» **Short task**: Word for word, give the material below again, minus any images.

» **Provided data**:
------------

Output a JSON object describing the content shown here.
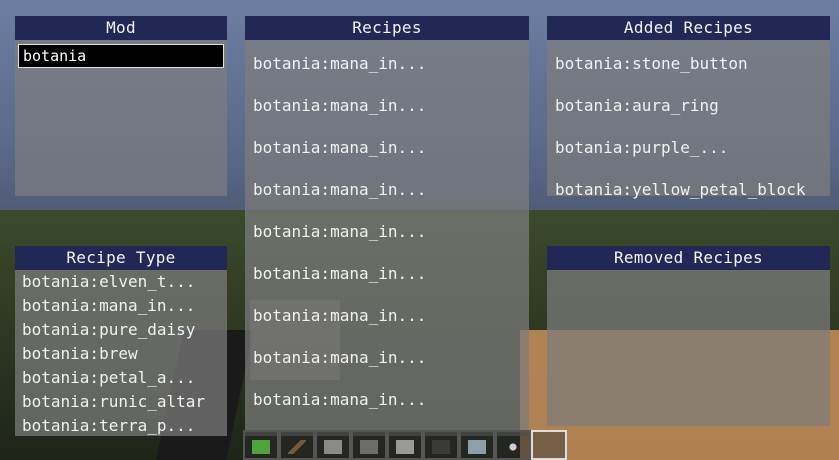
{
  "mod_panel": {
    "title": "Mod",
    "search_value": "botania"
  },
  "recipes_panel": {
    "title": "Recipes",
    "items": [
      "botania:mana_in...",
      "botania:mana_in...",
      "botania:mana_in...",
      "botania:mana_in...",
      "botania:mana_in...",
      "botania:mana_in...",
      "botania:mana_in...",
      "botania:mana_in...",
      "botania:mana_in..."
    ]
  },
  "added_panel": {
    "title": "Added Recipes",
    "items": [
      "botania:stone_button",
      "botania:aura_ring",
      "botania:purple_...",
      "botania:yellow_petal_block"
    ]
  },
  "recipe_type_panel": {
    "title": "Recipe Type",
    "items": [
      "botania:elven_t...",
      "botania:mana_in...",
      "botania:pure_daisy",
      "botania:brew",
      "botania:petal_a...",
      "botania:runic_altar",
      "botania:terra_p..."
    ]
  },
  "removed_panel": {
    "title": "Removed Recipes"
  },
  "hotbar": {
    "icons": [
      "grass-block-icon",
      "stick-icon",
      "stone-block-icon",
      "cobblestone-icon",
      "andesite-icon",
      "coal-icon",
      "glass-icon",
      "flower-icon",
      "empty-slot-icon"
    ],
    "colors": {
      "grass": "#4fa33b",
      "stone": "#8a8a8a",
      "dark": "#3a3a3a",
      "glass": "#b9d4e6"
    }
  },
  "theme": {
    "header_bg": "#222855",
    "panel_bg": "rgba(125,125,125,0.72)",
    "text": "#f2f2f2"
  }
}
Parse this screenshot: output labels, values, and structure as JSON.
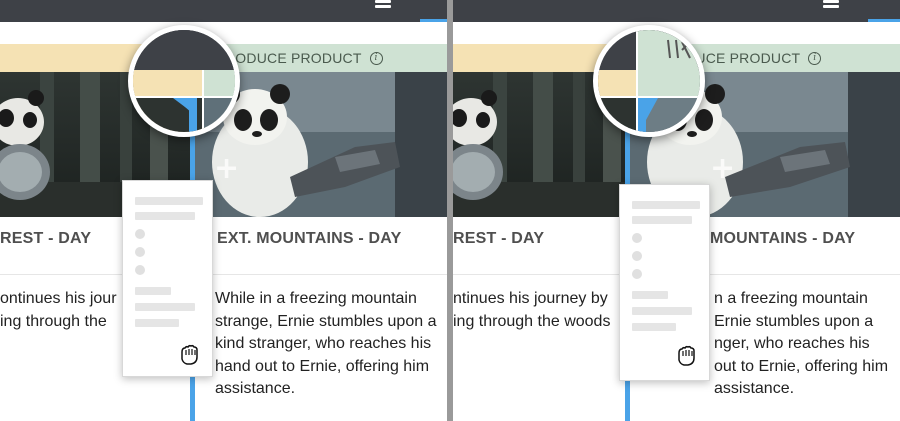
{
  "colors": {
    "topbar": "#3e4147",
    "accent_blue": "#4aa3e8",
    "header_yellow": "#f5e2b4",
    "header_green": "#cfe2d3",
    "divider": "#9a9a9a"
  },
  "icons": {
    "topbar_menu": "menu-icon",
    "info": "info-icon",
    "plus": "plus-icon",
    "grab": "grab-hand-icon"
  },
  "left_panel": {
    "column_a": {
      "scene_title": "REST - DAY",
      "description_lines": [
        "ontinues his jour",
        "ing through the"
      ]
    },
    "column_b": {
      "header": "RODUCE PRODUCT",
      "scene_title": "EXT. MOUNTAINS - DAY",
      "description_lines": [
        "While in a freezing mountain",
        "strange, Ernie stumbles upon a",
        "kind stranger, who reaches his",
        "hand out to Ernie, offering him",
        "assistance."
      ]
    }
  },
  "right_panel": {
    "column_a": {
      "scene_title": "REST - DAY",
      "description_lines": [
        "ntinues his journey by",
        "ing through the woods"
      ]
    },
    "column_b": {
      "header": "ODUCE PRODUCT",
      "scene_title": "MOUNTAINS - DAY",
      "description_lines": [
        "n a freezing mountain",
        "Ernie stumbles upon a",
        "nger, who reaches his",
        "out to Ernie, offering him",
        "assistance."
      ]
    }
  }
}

------------

» **Response below**:
Output a JSON object describing the content shown here.
{
  "mod_panel": {
    "title": "Mod",
    "search_value": "botania"
  },
  "recipes_panel": {
    "title": "Recipes",
    "items": [
      "botania:mana_in...",
      "botania:mana_in...",
      "botania:mana_in...",
      "botania:mana_in...",
      "botania:mana_in...",
      "botania:mana_in...",
      "botania:mana_in...",
      "botania:mana_in...",
      "botania:mana_in..."
    ]
  },
  "added_panel": {
    "title": "Added Recipes",
    "items": [
      "botania:stone_button",
      "botania:aura_ring",
      "botania:purple_...",
      "botania:yellow_petal_block"
    ]
  },
  "recipe_type_panel": {
    "title": "Recipe Type",
    "items": [
      "botania:elven_t...",
      "botania:mana_in...",
      "botania:pure_daisy",
      "botania:brew",
      "botania:petal_a...",
      "botania:runic_altar",
      "botania:terra_p..."
    ]
  },
  "removed_panel": {
    "title": "Removed Recipes"
  },
  "hotbar": {
    "icons": [
      "grass-block-icon",
      "stick-icon",
      "stone-block-icon",
      "cobblestone-icon",
      "andesite-icon",
      "coal-icon",
      "glass-icon",
      "flower-icon",
      "empty-slot-icon"
    ],
    "colors": {
      "grass": "#4fa33b",
      "stone": "#8a8a8a",
      "dark": "#3a3a3a",
      "glass": "#b9d4e6"
    }
  },
  "theme": {
    "header_bg": "#222855",
    "panel_bg": "rgba(125,125,125,0.72)",
    "text": "#f2f2f2"
  }
}
Parse this screenshot: output labels, values, and structure as JSON.
{
  "colors": {
    "topbar": "#3e4147",
    "accent_blue": "#4aa3e8",
    "header_yellow": "#f5e2b4",
    "header_green": "#cfe2d3",
    "divider": "#9a9a9a"
  },
  "icons": {
    "topbar_menu": "menu-icon",
    "info": "info-icon",
    "plus": "plus-icon",
    "grab": "grab-hand-icon"
  },
  "left_panel": {
    "column_a": {
      "scene_title": "REST - DAY",
      "description_lines": [
        "ontinues his jour",
        "ing through the"
      ]
    },
    "column_b": {
      "header": "RODUCE PRODUCT",
      "scene_title": "EXT. MOUNTAINS - DAY",
      "description_lines": [
        "While in a freezing mountain",
        "strange, Ernie stumbles upon a",
        "kind stranger, who reaches his",
        "hand out to Ernie, offering him",
        "assistance."
      ]
    }
  },
  "right_panel": {
    "column_a": {
      "scene_title": "REST - DAY",
      "description_lines": [
        "ntinues his journey by",
        "ing through the woods"
      ]
    },
    "column_b": {
      "header": "ODUCE PRODUCT",
      "scene_title": "MOUNTAINS - DAY",
      "description_lines": [
        "n a freezing mountain",
        "Ernie stumbles upon a",
        "nger, who reaches his",
        "out to Ernie, offering him",
        "assistance."
      ]
    }
  }
}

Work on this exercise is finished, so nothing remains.